• [What is required]: Return the listing below in full, with every line exactly as it is.

• [Recorded data]:
[START]

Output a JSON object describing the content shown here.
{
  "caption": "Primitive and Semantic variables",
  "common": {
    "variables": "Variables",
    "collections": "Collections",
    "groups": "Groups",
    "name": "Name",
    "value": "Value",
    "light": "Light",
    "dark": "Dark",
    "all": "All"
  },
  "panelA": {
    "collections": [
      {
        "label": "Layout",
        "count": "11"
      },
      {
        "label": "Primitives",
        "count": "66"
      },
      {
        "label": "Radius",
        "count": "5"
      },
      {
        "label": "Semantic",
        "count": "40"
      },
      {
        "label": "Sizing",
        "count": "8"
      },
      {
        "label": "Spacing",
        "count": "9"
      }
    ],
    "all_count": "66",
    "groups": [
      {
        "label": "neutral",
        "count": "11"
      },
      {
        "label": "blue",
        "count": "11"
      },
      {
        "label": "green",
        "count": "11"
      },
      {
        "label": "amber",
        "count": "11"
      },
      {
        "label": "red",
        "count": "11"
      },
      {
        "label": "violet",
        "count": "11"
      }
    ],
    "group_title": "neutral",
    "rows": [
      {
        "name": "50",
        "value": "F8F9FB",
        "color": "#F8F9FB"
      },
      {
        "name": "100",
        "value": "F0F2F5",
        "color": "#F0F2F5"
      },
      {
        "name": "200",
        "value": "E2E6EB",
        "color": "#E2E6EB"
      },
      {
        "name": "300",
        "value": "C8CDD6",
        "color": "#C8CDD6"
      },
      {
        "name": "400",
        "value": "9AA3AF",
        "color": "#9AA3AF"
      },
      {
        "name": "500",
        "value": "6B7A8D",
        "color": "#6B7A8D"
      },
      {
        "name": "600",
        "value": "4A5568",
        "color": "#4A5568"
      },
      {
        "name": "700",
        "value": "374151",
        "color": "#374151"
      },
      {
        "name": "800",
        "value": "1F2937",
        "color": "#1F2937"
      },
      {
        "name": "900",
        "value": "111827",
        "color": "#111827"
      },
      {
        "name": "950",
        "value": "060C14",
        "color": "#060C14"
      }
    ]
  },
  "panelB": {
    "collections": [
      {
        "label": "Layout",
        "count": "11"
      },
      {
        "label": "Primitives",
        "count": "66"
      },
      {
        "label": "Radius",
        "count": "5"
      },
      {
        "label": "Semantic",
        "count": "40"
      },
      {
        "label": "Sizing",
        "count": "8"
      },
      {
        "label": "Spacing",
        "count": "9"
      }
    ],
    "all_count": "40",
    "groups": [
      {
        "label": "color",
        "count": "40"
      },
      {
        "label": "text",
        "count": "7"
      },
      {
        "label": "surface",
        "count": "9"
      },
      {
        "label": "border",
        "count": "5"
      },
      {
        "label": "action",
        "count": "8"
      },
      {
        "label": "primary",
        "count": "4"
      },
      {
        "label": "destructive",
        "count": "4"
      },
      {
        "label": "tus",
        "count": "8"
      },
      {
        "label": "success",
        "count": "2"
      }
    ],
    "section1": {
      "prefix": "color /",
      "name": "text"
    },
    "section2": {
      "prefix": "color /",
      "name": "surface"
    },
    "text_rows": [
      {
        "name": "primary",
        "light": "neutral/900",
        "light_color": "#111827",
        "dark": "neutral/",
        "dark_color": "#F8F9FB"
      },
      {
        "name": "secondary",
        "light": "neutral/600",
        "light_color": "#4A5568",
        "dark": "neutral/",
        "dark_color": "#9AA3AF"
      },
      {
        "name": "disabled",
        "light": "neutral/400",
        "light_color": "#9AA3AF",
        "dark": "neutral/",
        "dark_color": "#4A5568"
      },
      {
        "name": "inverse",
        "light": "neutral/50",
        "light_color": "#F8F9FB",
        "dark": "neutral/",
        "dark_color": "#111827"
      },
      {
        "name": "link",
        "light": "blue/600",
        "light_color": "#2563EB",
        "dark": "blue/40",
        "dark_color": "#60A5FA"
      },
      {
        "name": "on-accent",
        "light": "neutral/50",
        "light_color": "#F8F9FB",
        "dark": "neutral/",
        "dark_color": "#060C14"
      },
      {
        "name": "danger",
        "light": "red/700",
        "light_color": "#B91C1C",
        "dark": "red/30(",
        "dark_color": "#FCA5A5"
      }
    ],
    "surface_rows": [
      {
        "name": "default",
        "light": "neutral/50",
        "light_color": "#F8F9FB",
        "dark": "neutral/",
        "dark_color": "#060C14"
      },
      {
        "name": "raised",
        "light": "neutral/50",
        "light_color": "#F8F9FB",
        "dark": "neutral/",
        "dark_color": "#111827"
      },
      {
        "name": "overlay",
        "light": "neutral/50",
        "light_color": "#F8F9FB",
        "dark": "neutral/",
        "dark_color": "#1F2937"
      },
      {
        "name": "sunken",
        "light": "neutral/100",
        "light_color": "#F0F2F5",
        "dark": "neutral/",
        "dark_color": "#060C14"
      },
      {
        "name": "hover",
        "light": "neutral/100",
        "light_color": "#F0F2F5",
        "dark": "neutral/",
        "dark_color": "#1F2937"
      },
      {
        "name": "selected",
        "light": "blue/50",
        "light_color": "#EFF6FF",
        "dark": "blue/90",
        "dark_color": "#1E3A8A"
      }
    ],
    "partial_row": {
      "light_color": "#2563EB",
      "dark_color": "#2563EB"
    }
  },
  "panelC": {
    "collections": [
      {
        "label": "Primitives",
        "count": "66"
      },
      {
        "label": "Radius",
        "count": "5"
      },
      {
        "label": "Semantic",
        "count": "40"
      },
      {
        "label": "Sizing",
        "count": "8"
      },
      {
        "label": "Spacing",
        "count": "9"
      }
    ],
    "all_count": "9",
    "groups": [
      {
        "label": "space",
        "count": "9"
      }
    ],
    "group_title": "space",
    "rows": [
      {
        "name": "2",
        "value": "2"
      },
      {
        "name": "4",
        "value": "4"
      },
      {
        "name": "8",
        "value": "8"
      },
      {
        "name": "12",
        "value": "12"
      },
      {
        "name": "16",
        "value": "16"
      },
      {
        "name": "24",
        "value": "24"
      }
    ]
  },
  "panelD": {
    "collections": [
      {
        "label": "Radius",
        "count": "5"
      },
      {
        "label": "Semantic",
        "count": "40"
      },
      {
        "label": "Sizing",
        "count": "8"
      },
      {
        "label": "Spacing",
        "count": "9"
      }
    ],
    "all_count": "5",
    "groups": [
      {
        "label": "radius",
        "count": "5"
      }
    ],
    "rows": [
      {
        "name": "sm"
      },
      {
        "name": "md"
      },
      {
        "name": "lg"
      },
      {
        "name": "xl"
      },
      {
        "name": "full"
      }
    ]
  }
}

[END]

• [Final answer]:
Output a JSON object describing the content shown here.
{
  "caption": "Primitive and Semantic variables",
  "common": {
    "variables": "Variables",
    "collections": "Collections",
    "groups": "Groups",
    "name": "Name",
    "value": "Value",
    "light": "Light",
    "dark": "Dark",
    "all": "All"
  },
  "panelA": {
    "collections": [
      {
        "label": "Layout",
        "count": "11"
      },
      {
        "label": "Primitives",
        "count": "66"
      },
      {
        "label": "Radius",
        "count": "5"
      },
      {
        "label": "Semantic",
        "count": "40"
      },
      {
        "label": "Sizing",
        "count": "8"
      },
      {
        "label": "Spacing",
        "count": "9"
      }
    ],
    "all_count": "66",
    "groups": [
      {
        "label": "neutral",
        "count": "11"
      },
      {
        "label": "blue",
        "count": "11"
      },
      {
        "label": "green",
        "count": "11"
      },
      {
        "label": "amber",
        "count": "11"
      },
      {
        "label": "red",
        "count": "11"
      },
      {
        "label": "violet",
        "count": "11"
      }
    ],
    "group_title": "neutral",
    "rows": [
      {
        "name": "50",
        "value": "F8F9FB",
        "color": "#F8F9FB"
      },
      {
        "name": "100",
        "value": "F0F2F5",
        "color": "#F0F2F5"
      },
      {
        "name": "200",
        "value": "E2E6EB",
        "color": "#E2E6EB"
      },
      {
        "name": "300",
        "value": "C8CDD6",
        "color": "#C8CDD6"
      },
      {
        "name": "400",
        "value": "9AA3AF",
        "color": "#9AA3AF"
      },
      {
        "name": "500",
        "value": "6B7A8D",
        "color": "#6B7A8D"
      },
      {
        "name": "600",
        "value": "4A5568",
        "color": "#4A5568"
      },
      {
        "name": "700",
        "value": "374151",
        "color": "#374151"
      },
      {
        "name": "800",
        "value": "1F2937",
        "color": "#1F2937"
      },
      {
        "name": "900",
        "value": "111827",
        "color": "#111827"
      },
      {
        "name": "950",
        "value": "060C14",
        "color": "#060C14"
      }
    ]
  },
  "panelB": {
    "collections": [
      {
        "label": "Layout",
        "count": "11"
      },
      {
        "label": "Primitives",
        "count": "66"
      },
      {
        "label": "Radius",
        "count": "5"
      },
      {
        "label": "Semantic",
        "count": "40"
      },
      {
        "label": "Sizing",
        "count": "8"
      },
      {
        "label": "Spacing",
        "count": "9"
      }
    ],
    "all_count": "40",
    "groups": [
      {
        "label": "color",
        "count": "40"
      },
      {
        "label": "text",
        "count": "7"
      },
      {
        "label": "surface",
        "count": "9"
      },
      {
        "label": "border",
        "count": "5"
      },
      {
        "label": "action",
        "count": "8"
      },
      {
        "label": "primary",
        "count": "4"
      },
      {
        "label": "destructive",
        "count": "4"
      },
      {
        "label": "tus",
        "count": "8"
      },
      {
        "label": "success",
        "count": "2"
      }
    ],
    "section1": {
      "prefix": "color /",
      "name": "text"
    },
    "section2": {
      "prefix": "color /",
      "name": "surface"
    },
    "text_rows": [
      {
        "name": "primary",
        "light": "neutral/900",
        "light_color": "#111827",
        "dark": "neutral/",
        "dark_color": "#F8F9FB"
      },
      {
        "name": "secondary",
        "light": "neutral/600",
        "light_color": "#4A5568",
        "dark": "neutral/",
        "dark_color": "#9AA3AF"
      },
      {
        "name": "disabled",
        "light": "neutral/400",
        "light_color": "#9AA3AF",
        "dark": "neutral/",
        "dark_color": "#4A5568"
      },
      {
        "name": "inverse",
        "light": "neutral/50",
        "light_color": "#F8F9FB",
        "dark": "neutral/",
        "dark_color": "#111827"
      },
      {
        "name": "link",
        "light": "blue/600",
        "light_color": "#2563EB",
        "dark": "blue/40",
        "dark_color": "#60A5FA"
      },
      {
        "name": "on-accent",
        "light": "neutral/50",
        "light_color": "#F8F9FB",
        "dark": "neutral/",
        "dark_color": "#060C14"
      },
      {
        "name": "danger",
        "light": "red/700",
        "light_color": "#B91C1C",
        "dark": "red/30(",
        "dark_color": "#FCA5A5"
      }
    ],
    "surface_rows": [
      {
        "name": "default",
        "light": "neutral/50",
        "light_color": "#F8F9FB",
        "dark": "neutral/",
        "dark_color": "#060C14"
      },
      {
        "name": "raised",
        "light": "neutral/50",
        "light_color": "#F8F9FB",
        "dark": "neutral/",
        "dark_color": "#111827"
      },
      {
        "name": "overlay",
        "light": "neutral/50",
        "light_color": "#F8F9FB",
        "dark": "neutral/",
        "dark_color": "#1F2937"
      },
      {
        "name": "sunken",
        "light": "neutral/100",
        "light_color": "#F0F2F5",
        "dark": "neutral/",
        "dark_color": "#060C14"
      },
      {
        "name": "hover",
        "light": "neutral/100",
        "light_color": "#F0F2F5",
        "dark": "neutral/",
        "dark_color": "#1F2937"
      },
      {
        "name": "selected",
        "light": "blue/50",
        "light_color": "#EFF6FF",
        "dark": "blue/90",
        "dark_color": "#1E3A8A"
      }
    ],
    "partial_row": {
      "light_color": "#2563EB",
      "dark_color": "#2563EB"
    }
  },
  "panelC": {
    "collections": [
      {
        "label": "Primitives",
        "count": "66"
      },
      {
        "label": "Radius",
        "count": "5"
      },
      {
        "label": "Semantic",
        "count": "40"
      },
      {
        "label": "Sizing",
        "count": "8"
      },
      {
        "label": "Spacing",
        "count": "9"
      }
    ],
    "all_count": "9",
    "groups": [
      {
        "label": "space",
        "count": "9"
      }
    ],
    "group_title": "space",
    "rows": [
      {
        "name": "2",
        "value": "2"
      },
      {
        "name": "4",
        "value": "4"
      },
      {
        "name": "8",
        "value": "8"
      },
      {
        "name": "12",
        "value": "12"
      },
      {
        "name": "16",
        "value": "16"
      },
      {
        "name": "24",
        "value": "24"
      }
    ]
  },
  "panelD": {
    "collections": [
      {
        "label": "Radius",
        "count": "5"
      },
      {
        "label": "Semantic",
        "count": "40"
      },
      {
        "label": "Sizing",
        "count": "8"
      },
      {
        "label": "Spacing",
        "count": "9"
      }
    ],
    "all_count": "5",
    "groups": [
      {
        "label": "radius",
        "count": "5"
      }
    ],
    "rows": [
      {
        "name": "sm"
      },
      {
        "name": "md"
      },
      {
        "name": "lg"
      },
      {
        "name": "xl"
      },
      {
        "name": "full"
      }
    ]
  }
}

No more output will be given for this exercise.